** Begin Stored records **
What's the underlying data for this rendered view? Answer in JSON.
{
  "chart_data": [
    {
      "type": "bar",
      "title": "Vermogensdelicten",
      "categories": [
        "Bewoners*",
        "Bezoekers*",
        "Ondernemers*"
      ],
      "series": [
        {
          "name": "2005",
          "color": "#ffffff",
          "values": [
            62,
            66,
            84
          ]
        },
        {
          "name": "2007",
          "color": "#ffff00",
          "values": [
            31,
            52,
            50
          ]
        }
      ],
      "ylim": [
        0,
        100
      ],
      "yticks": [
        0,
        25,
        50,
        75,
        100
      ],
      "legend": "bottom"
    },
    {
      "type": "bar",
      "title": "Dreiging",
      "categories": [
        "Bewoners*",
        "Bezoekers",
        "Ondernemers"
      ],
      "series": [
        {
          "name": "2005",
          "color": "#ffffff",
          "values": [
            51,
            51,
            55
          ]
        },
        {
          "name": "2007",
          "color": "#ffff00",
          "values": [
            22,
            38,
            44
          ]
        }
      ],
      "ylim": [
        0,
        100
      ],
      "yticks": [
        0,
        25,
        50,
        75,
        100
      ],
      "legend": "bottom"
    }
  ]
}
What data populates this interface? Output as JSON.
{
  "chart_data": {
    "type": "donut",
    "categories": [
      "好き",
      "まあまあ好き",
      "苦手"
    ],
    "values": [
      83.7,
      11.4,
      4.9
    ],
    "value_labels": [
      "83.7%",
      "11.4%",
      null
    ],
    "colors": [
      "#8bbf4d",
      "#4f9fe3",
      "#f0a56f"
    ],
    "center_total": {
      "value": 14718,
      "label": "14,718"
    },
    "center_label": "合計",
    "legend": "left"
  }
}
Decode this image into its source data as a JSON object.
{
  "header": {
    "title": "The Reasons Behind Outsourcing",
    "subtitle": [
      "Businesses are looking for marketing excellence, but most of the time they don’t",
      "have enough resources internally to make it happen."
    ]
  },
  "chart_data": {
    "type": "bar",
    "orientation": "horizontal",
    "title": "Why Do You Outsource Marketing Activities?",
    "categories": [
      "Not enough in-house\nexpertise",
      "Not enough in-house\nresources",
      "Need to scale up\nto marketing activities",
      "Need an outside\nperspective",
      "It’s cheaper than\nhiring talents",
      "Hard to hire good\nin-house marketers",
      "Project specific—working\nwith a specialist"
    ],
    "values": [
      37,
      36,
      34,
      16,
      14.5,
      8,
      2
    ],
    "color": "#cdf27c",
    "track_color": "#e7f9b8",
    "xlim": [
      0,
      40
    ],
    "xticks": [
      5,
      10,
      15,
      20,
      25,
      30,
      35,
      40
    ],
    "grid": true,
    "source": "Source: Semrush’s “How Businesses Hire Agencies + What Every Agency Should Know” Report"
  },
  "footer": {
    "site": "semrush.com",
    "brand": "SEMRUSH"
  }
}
** End Stored records **
- [Problem statement] Type out the material again exactly as presented.

- [Completed task]
What's the underlying data for this rendered view? Answer in JSON.
{
  "chart_data": [
    {
      "type": "bar",
      "title": "Vermogensdelicten",
      "categories": [
        "Bewoners*",
        "Bezoekers*",
        "Ondernemers*"
      ],
      "series": [
        {
          "name": "2005",
          "color": "#ffffff",
          "values": [
            62,
            66,
            84
          ]
        },
        {
          "name": "2007",
          "color": "#ffff00",
          "values": [
            31,
            52,
            50
          ]
        }
      ],
      "ylim": [
        0,
        100
      ],
      "yticks": [
        0,
        25,
        50,
        75,
        100
      ],
      "legend": "bottom"
    },
    {
      "type": "bar",
      "title": "Dreiging",
      "categories": [
        "Bewoners*",
        "Bezoekers",
        "Ondernemers"
      ],
      "series": [
        {
          "name": "2005",
          "color": "#ffffff",
          "values": [
            51,
            51,
            55
          ]
        },
        {
          "name": "2007",
          "color": "#ffff00",
          "values": [
            22,
            38,
            44
          ]
        }
      ],
      "ylim": [
        0,
        100
      ],
      "yticks": [
        0,
        25,
        50,
        75,
        100
      ],
      "legend": "bottom"
    }
  ]
}
What data populates this interface? Output as JSON.
{
  "chart_data": {
    "type": "donut",
    "categories": [
      "好き",
      "まあまあ好き",
      "苦手"
    ],
    "values": [
      83.7,
      11.4,
      4.9
    ],
    "value_labels": [
      "83.7%",
      "11.4%",
      null
    ],
    "colors": [
      "#8bbf4d",
      "#4f9fe3",
      "#f0a56f"
    ],
    "center_total": {
      "value": 14718,
      "label": "14,718"
    },
    "center_label": "合計",
    "legend": "left"
  }
}
Decode this image into its source data as a JSON object.
{
  "header": {
    "title": "The Reasons Behind Outsourcing",
    "subtitle": [
      "Businesses are looking for marketing excellence, but most of the time they don’t",
      "have enough resources internally to make it happen."
    ]
  },
  "chart_data": {
    "type": "bar",
    "orientation": "horizontal",
    "title": "Why Do You Outsource Marketing Activities?",
    "categories": [
      "Not enough in-house\nexpertise",
      "Not enough in-house\nresources",
      "Need to scale up\nto marketing activities",
      "Need an outside\nperspective",
      "It’s cheaper than\nhiring talents",
      "Hard to hire good\nin-house marketers",
      "Project specific—working\nwith a specialist"
    ],
    "values": [
      37,
      36,
      34,
      16,
      14.5,
      8,
      2
    ],
    "color": "#cdf27c",
    "track_color": "#e7f9b8",
    "xlim": [
      0,
      40
    ],
    "xticks": [
      5,
      10,
      15,
      20,
      25,
      30,
      35,
      40
    ],
    "grid": true,
    "source": "Source: Semrush’s “How Businesses Hire Agencies + What Every Agency Should Know” Report"
  },
  "footer": {
    "site": "semrush.com",
    "brand": "SEMRUSH"
  }
}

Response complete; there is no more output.